In the items below, copy out word for word the stretch of lines from the one containing "review-text-line-1: The order" through the one containing "review-body: The order", including both of those lines, and nothing else.

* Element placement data
════
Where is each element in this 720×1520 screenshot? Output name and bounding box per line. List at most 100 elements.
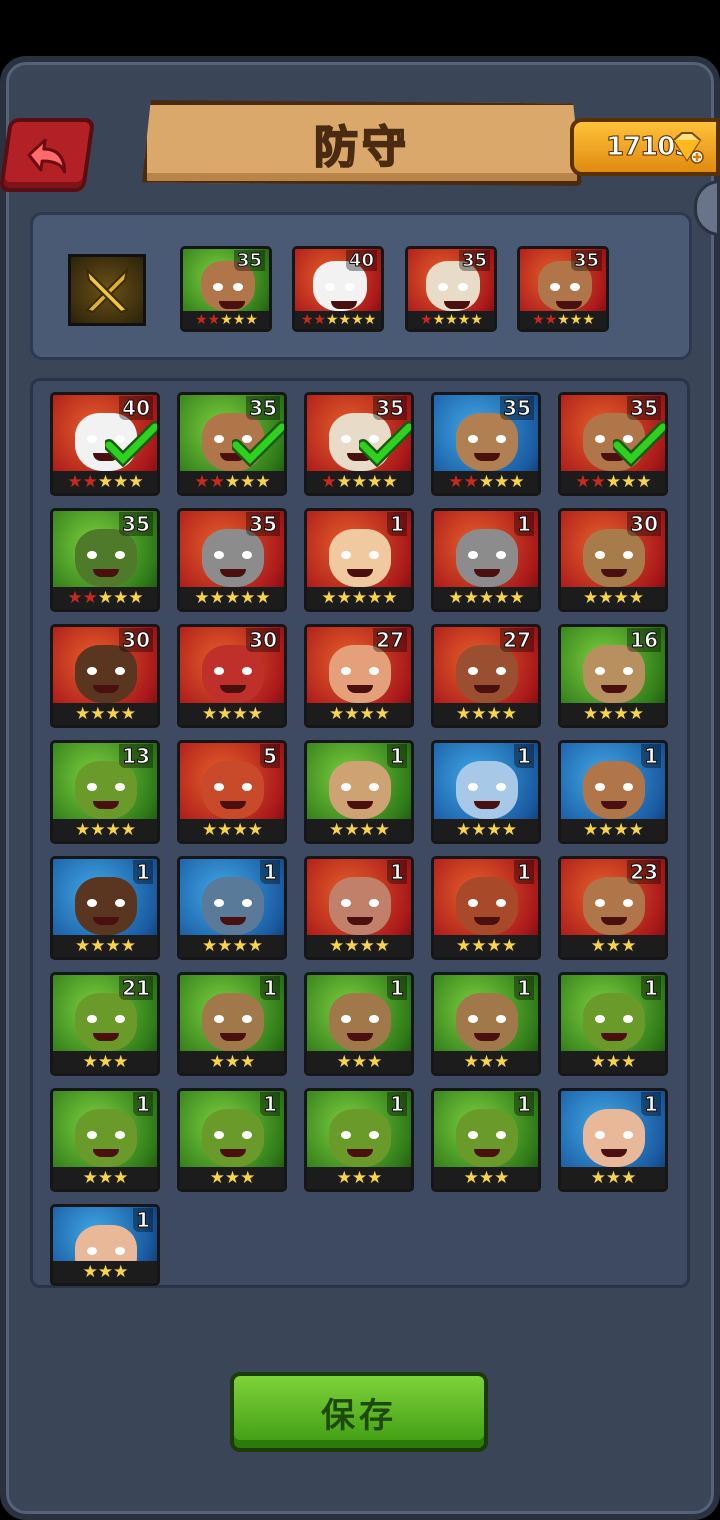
hero-level: 1 — [514, 744, 534, 769]
roster-hero-card[interactable]: 1 ★ ★ ★ ★ ★ — [304, 508, 414, 612]
star-icon: ★ — [463, 588, 479, 608]
hero-portrait — [329, 993, 391, 1051]
portrait-feature — [115, 783, 125, 791]
roster-hero-card[interactable]: 1 ★ ★ ★ ★ — [304, 740, 414, 844]
star-icon: ★ — [463, 1168, 479, 1188]
roster-hero-card[interactable]: 1 ★ ★ ★ — [50, 1204, 160, 1286]
star-icon: ★ — [82, 1262, 98, 1282]
star-icon: ★ — [494, 1168, 509, 1188]
team-hero-card[interactable]: 35 ★ ★ ★ ★ ★ — [405, 246, 497, 332]
star-icon: ★ — [470, 312, 483, 328]
roster-hero-card[interactable]: 1 ★ ★ ★ ★ — [304, 856, 414, 960]
star-icon: ★ — [325, 312, 339, 328]
portrait-feature — [341, 667, 351, 675]
star-icon: ★ — [97, 472, 113, 492]
roster-hero-card[interactable]: 21 ★ ★ ★ — [50, 972, 160, 1076]
roster-hero-card[interactable]: 23 ★ ★ ★ — [558, 856, 668, 960]
portrait-feature — [496, 1131, 506, 1139]
back-button[interactable] — [0, 118, 96, 192]
portrait-feature — [242, 899, 252, 907]
portrait-feature — [242, 551, 252, 559]
star-icon: ★ — [336, 588, 352, 608]
portrait-feature — [93, 917, 119, 925]
roster-hero-card[interactable]: 30 ★ ★ ★ ★ — [558, 508, 668, 612]
team-slot[interactable]: 35 ★ ★ ★ ★ ★ — [405, 246, 497, 332]
roster-hero-card[interactable]: 35 ★ ★ ★ ★ ★ — [50, 508, 160, 612]
roster-hero-card[interactable]: 30 ★ ★ ★ ★ — [177, 624, 287, 728]
hero-portrait — [202, 877, 264, 935]
hero-level: 1 — [641, 1092, 661, 1117]
page-title: 防守 — [313, 121, 410, 174]
defense-slot[interactable] — [68, 254, 146, 326]
hero-level: 1 — [133, 1092, 153, 1117]
team-hero-card[interactable]: 35 ★ ★ ★ ★ ★ — [517, 246, 609, 332]
star-icon: ★ — [367, 1052, 382, 1072]
roster-hero-card[interactable]: 1 ★ ★ ★ — [177, 1088, 287, 1192]
roster-hero-card[interactable]: 5 ★ ★ ★ ★ — [177, 740, 287, 844]
roster-hero-card[interactable]: 1 ★ ★ ★ ★ — [177, 856, 287, 960]
portrait-feature — [550, 283, 560, 291]
roster-hero-card[interactable]: 1 ★ ★ ★ — [431, 972, 541, 1076]
roster-hero-card[interactable]: 1 ★ ★ ★ — [304, 1088, 414, 1192]
star-icon: ★ — [509, 588, 524, 608]
star-icon: ★ — [420, 312, 433, 328]
star-icon: ★ — [544, 312, 558, 328]
save-button[interactable]: 保存 — [230, 1372, 488, 1452]
roster-hero-card[interactable]: 1 ★ ★ ★ — [558, 972, 668, 1076]
roster-hero-card[interactable]: 1 ★ ★ ★ ★ ★ — [431, 508, 541, 612]
roster-hero-card[interactable]: 1 ★ ★ ★ ★ — [558, 740, 668, 844]
star-icon: ★ — [338, 312, 352, 328]
portrait-feature — [219, 301, 245, 309]
roster-hero-card[interactable]: 27 ★ ★ ★ ★ — [431, 624, 541, 728]
roster-hero-card[interactable]: 35 ★ ★ ★ ★ ★ — [177, 508, 287, 612]
roster-hero-card[interactable]: 1 ★ ★ ★ — [304, 972, 414, 1076]
roster-hero-card[interactable]: 35 ★ ★ ★ ★ ★ — [558, 392, 668, 496]
roster-hero-card[interactable]: 35 ★ ★ ★ ★ ★ — [177, 392, 287, 496]
roster-hero-card[interactable]: 1 ★ ★ ★ — [177, 972, 287, 1076]
team-hero-card[interactable]: 35 ★ ★ ★ ★ ★ — [180, 246, 272, 332]
roster-hero-card[interactable]: 1 ★ ★ ★ — [558, 1088, 668, 1192]
star-icon: ★ — [105, 936, 121, 956]
star-icon: ★ — [432, 312, 446, 328]
roster-hero-card[interactable]: 1 ★ ★ ★ ★ — [431, 740, 541, 844]
gem-counter[interactable]: 17105 — [570, 118, 720, 176]
team-slot[interactable]: 40 ★ ★ ★ ★ ★ ★ — [292, 246, 384, 332]
portrait-feature — [595, 899, 605, 907]
hero-level: 35 — [570, 250, 602, 272]
portrait-feature — [341, 551, 351, 559]
star-icon: ★ — [255, 588, 270, 608]
roster-hero-card[interactable]: 1 ★ ★ ★ — [50, 1088, 160, 1192]
hero-level: 1 — [260, 1092, 280, 1117]
roster-hero-card[interactable]: 1 ★ ★ ★ — [431, 1088, 541, 1192]
hero-star-rating: ★ ★ ★ ★ ★ — [183, 311, 269, 329]
hero-star-rating: ★ ★ ★ ★ ★ — [180, 471, 284, 493]
crossed-swords-icon — [85, 266, 129, 314]
star-icon: ★ — [75, 820, 90, 840]
roster-hero-card[interactable]: 30 ★ ★ ★ ★ — [50, 624, 160, 728]
roster-hero-card[interactable]: 1 ★ ★ ★ ★ — [50, 856, 160, 960]
portrait-feature — [242, 783, 252, 791]
hero-star-rating: ★ ★ ★ ★ — [434, 703, 538, 725]
portrait-feature — [595, 1015, 605, 1023]
roster-hero-card[interactable]: 16 ★ ★ ★ ★ — [558, 624, 668, 728]
portrait-feature — [474, 801, 500, 809]
team-slot[interactable]: 35 ★ ★ ★ ★ ★ — [180, 246, 272, 332]
star-icon: ★ — [590, 1052, 606, 1072]
hero-level: 35 — [458, 250, 490, 272]
team-hero-card[interactable]: 40 ★ ★ ★ ★ ★ ★ — [292, 246, 384, 332]
portrait-feature — [347, 685, 373, 693]
portrait-feature — [347, 917, 373, 925]
team-slot[interactable]: 35 ★ ★ ★ ★ ★ — [517, 246, 609, 332]
portrait-feature — [214, 551, 224, 559]
star-icon: ★ — [255, 472, 270, 492]
roster-hero-card[interactable]: 40 ★ ★ ★ ★ ★ — [50, 392, 160, 496]
portrait-feature — [242, 1131, 252, 1139]
roster-hero-card[interactable]: 13 ★ ★ ★ ★ — [50, 740, 160, 844]
roster-hero-card[interactable]: 1 ★ ★ ★ ★ — [431, 856, 541, 960]
hero-level: 1 — [387, 512, 407, 537]
roster-hero-card[interactable]: 35 ★ ★ ★ ★ ★ — [304, 392, 414, 496]
roster-hero-card[interactable]: 35 ★ ★ ★ ★ ★ — [431, 392, 541, 496]
roster-hero-card[interactable]: 27 ★ ★ ★ ★ — [304, 624, 414, 728]
hero-level: 35 — [627, 396, 661, 421]
hero-star-rating: ★ ★ ★ ★ — [434, 819, 538, 841]
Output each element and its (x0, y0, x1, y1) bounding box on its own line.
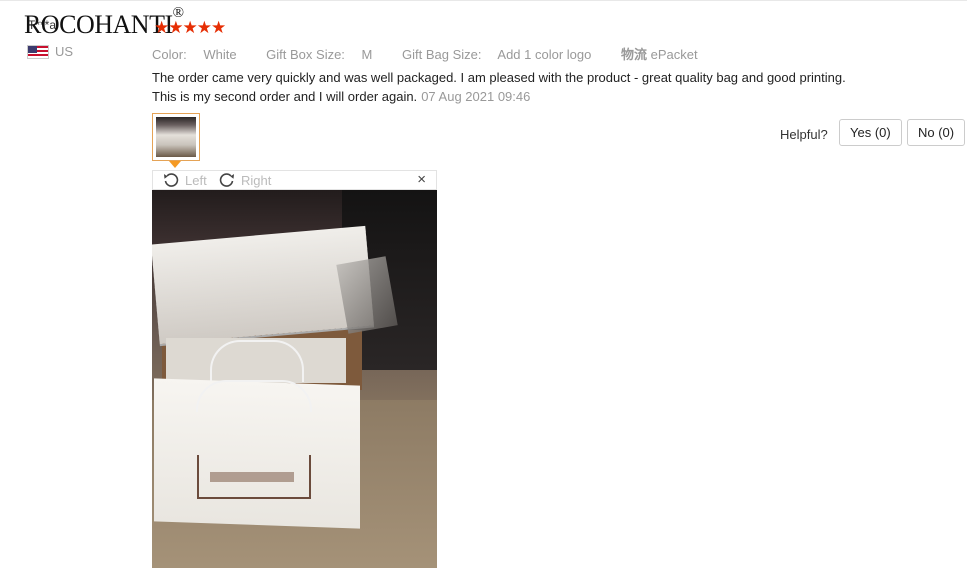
review-text-line-1: The order came very quickly and was well… (152, 70, 846, 85)
photo-bag-handle-back (210, 340, 304, 382)
shipping-info: 物流 ePacket (621, 47, 711, 62)
review-body: The order came very quickly and was well… (152, 68, 846, 106)
rating-stars: ★★★★★ (154, 18, 226, 37)
helpful-yes-button[interactable]: Yes (0) (839, 119, 902, 146)
helpful-no-button[interactable]: No (0) (907, 119, 966, 146)
rotate-left-label: Left (185, 172, 207, 188)
watermark-text: ROCOHANTI (24, 10, 173, 39)
photo-viewer-toolbar: Left Right × (152, 170, 437, 190)
attr-color: Color: White (152, 47, 250, 62)
helpful-label: Helpful? (780, 127, 828, 142)
shipping-label: 物流 (620, 47, 647, 62)
attr-gift-bag-size: Gift Bag Size: Add 1 color logo (402, 47, 604, 62)
photo-bag-logo-print (210, 472, 294, 482)
rotate-right-icon (219, 173, 234, 187)
reviewer-country: US (27, 44, 73, 59)
attr-color-value: White (203, 47, 237, 62)
close-icon[interactable]: × (417, 171, 426, 189)
rotate-right-button[interactable]: Right (219, 171, 271, 189)
attr-color-label: Color: (152, 47, 187, 62)
review-text-line-2: This is my second order and I will order… (152, 87, 846, 106)
attr-gift-box-label: Gift Box Size: (266, 47, 345, 62)
review-text-line-2-text: This is my second order and I will order… (152, 89, 418, 104)
country-code: US (55, 44, 74, 59)
rotate-left-button[interactable]: Left (163, 171, 207, 189)
attr-gift-box-size: Gift Box Size: M (266, 47, 385, 62)
shipping-method: ePacket (650, 47, 698, 62)
attr-gift-box-value: M (361, 47, 373, 62)
rotate-left-icon (164, 173, 179, 187)
review-photo-thumbnail[interactable] (152, 113, 200, 161)
photo-bag-handle-front (196, 380, 312, 412)
thumbnail-pointer (169, 161, 181, 168)
us-flag-icon (27, 44, 49, 59)
attr-gift-bag-label: Gift Bag Size: (402, 47, 482, 62)
order-attributes: Color: White Gift Box Size: M Gift Bag S… (152, 44, 724, 63)
review-date: 07 Aug 2021 09:46 (421, 89, 531, 104)
rotate-right-label: Right (241, 172, 272, 188)
thumbnail-image (156, 117, 196, 157)
top-divider (0, 0, 967, 1)
review-photo-large (152, 190, 437, 568)
attr-gift-bag-value: Add 1 color logo (497, 47, 592, 62)
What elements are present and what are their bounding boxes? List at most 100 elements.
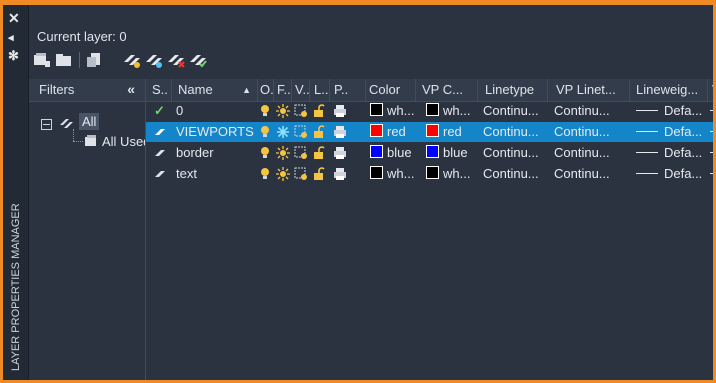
filters-panel: Filters « All All Used Layers [29, 79, 146, 380]
lineweight-sample [636, 152, 658, 153]
printer-icon[interactable] [333, 104, 347, 118]
thawed-sun-icon[interactable] [276, 104, 290, 118]
layer-list: S.. Name ▲ O.. F.. V.. L.. P.. Color VP C… [146, 79, 713, 380]
layer-name[interactable]: 0 [176, 101, 258, 121]
col-plot[interactable]: P.. [330, 79, 366, 101]
layer-vp-color[interactable]: red [426, 122, 478, 142]
layer-row[interactable]: border blue blue Continu... Continu... Defa..… [146, 143, 713, 163]
unlocked-icon[interactable] [313, 125, 325, 139]
layer-linetype[interactable]: Continu... [483, 164, 547, 184]
col-name-label: Name [178, 82, 213, 97]
properties-gear-icon[interactable]: ✻ [8, 49, 19, 63]
current-layer-check-icon[interactable]: ✓ [154, 101, 165, 121]
layer-row[interactable]: VIEWPORTS red red Continu... Continu... Defa.… [146, 122, 713, 142]
layer-vp-color[interactable]: wh... [426, 164, 478, 184]
tree-collapse-icon[interactable] [41, 119, 52, 130]
palette-title-bar[interactable]: ✕ ◂ ✻ LAYER PROPERTIES MANAGER [3, 5, 29, 380]
layer-name[interactable]: VIEWPORTS [176, 122, 258, 142]
collapse-icon[interactable]: « [127, 81, 135, 97]
lineweight-value: Defa... [664, 103, 703, 118]
col-status[interactable]: S.. [146, 79, 172, 101]
printer-icon[interactable] [333, 146, 347, 160]
frozen-snowflake-icon[interactable] [276, 125, 290, 139]
col-lock[interactable]: L.. [310, 79, 330, 101]
col-vp-freeze[interactable]: V.. [292, 79, 310, 101]
col-freeze[interactable]: F.. [274, 79, 292, 101]
tree-item-all[interactable]: All [79, 113, 100, 130]
layer-vp-lineweight[interactable] [710, 122, 713, 142]
printer-icon[interactable] [333, 125, 347, 139]
vp-freeze-icon[interactable] [294, 125, 308, 139]
layer-lineweight[interactable]: Defa... [636, 122, 708, 142]
layer-linetype[interactable]: Continu... [483, 143, 547, 163]
layer-row[interactable]: text wh... wh... Continu... Continu... Defa..… [146, 164, 713, 184]
lineweight-sample [636, 131, 658, 132]
layer-color[interactable]: wh... [370, 164, 416, 184]
delete-layer-icon[interactable] [167, 52, 185, 68]
layer-vp-lineweight[interactable] [710, 164, 713, 184]
layer-color[interactable]: red [370, 122, 416, 142]
thawed-sun-icon[interactable] [276, 167, 290, 181]
color-swatch [370, 166, 383, 179]
on-lightbulb-icon[interactable] [260, 125, 270, 139]
col-linetype[interactable]: Linetype [478, 79, 548, 101]
layer-status-icon[interactable] [154, 149, 168, 157]
layer-vp-linetype[interactable]: Continu... [554, 101, 630, 121]
layer-vp-linetype[interactable]: Continu... [554, 143, 630, 163]
autohide-icon[interactable]: ◂ [8, 31, 14, 45]
new-group-filter-icon[interactable] [55, 52, 73, 68]
unlocked-icon[interactable] [313, 104, 325, 118]
close-icon[interactable]: ✕ [8, 11, 20, 25]
vp-color-name: wh... [443, 166, 471, 181]
layer-color[interactable]: wh... [370, 101, 416, 121]
vp-freeze-icon[interactable] [294, 146, 308, 160]
vp-lineweight-sample [710, 173, 713, 174]
vp-color-swatch [426, 166, 439, 179]
col-name[interactable]: Name ▲ [172, 79, 258, 101]
new-layer-icon[interactable] [123, 52, 141, 68]
toolbar-divider [79, 52, 80, 68]
layer-name[interactable]: border [176, 143, 258, 163]
layer-vp-lineweight[interactable] [710, 143, 713, 163]
on-lightbulb-icon[interactable] [260, 146, 270, 160]
layer-lineweight[interactable]: Defa... [636, 143, 708, 163]
new-property-filter-icon[interactable] [33, 52, 51, 68]
layer-linetype[interactable]: Continu... [483, 122, 547, 142]
layer-linetype[interactable]: Continu... [483, 101, 547, 121]
layer-vp-linetype[interactable]: Continu... [554, 122, 630, 142]
layer-lineweight[interactable]: Defa... [636, 164, 708, 184]
col-color[interactable]: Color [366, 79, 416, 101]
vp-color-name: blue [443, 145, 468, 160]
layer-vp-color[interactable]: wh... [426, 101, 478, 121]
layer-vp-lineweight[interactable] [710, 101, 713, 121]
layer-status-icon[interactable] [154, 170, 168, 178]
on-lightbulb-icon[interactable] [260, 104, 270, 118]
layer-color[interactable]: blue [370, 143, 416, 163]
vp-freeze-icon[interactable] [294, 167, 308, 181]
vp-color-name: red [443, 124, 462, 139]
set-current-icon[interactable] [189, 52, 207, 68]
vp-freeze-icon[interactable] [294, 104, 308, 118]
layer-lineweight[interactable]: Defa... [636, 101, 708, 121]
printer-icon[interactable] [333, 167, 347, 181]
layer-row[interactable]: ✓ 0 wh... wh... Continu... Continu... Defa... [146, 101, 713, 121]
tree-item-all-used[interactable]: All Used Layers [102, 134, 145, 149]
col-vp-color[interactable]: VP C... [416, 79, 478, 101]
vp-color-name: wh... [443, 103, 471, 118]
layer-name[interactable]: text [176, 164, 258, 184]
new-layer-vp-frozen-icon[interactable] [145, 52, 163, 68]
col-on[interactable]: O.. [258, 79, 274, 101]
layer-vp-linetype[interactable]: Continu... [554, 164, 630, 184]
col-vp-linetype[interactable]: VP Linet... [548, 79, 630, 101]
layer-states-manager-icon[interactable] [85, 52, 103, 68]
on-lightbulb-icon[interactable] [260, 167, 270, 181]
col-vp-lineweight[interactable]: V [708, 79, 713, 101]
unlocked-icon[interactable] [313, 146, 325, 160]
layer-vp-color[interactable]: blue [426, 143, 478, 163]
unlocked-icon[interactable] [313, 167, 325, 181]
col-lineweight[interactable]: Lineweig... [630, 79, 708, 101]
all-filter-icon [60, 119, 73, 128]
lineweight-sample [636, 110, 658, 111]
thawed-sun-icon[interactable] [276, 146, 290, 160]
layer-status-icon[interactable] [154, 128, 168, 136]
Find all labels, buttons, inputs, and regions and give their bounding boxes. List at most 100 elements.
════
* Correct output
review-text-line-1: The order came very quickly and was well… (152, 70, 846, 85)
photo-bag-handle-back (210, 340, 304, 382)
shipping-info: 物流 ePacket (621, 47, 711, 62)
review-body: The order came very quickly and was well… (152, 68, 846, 106)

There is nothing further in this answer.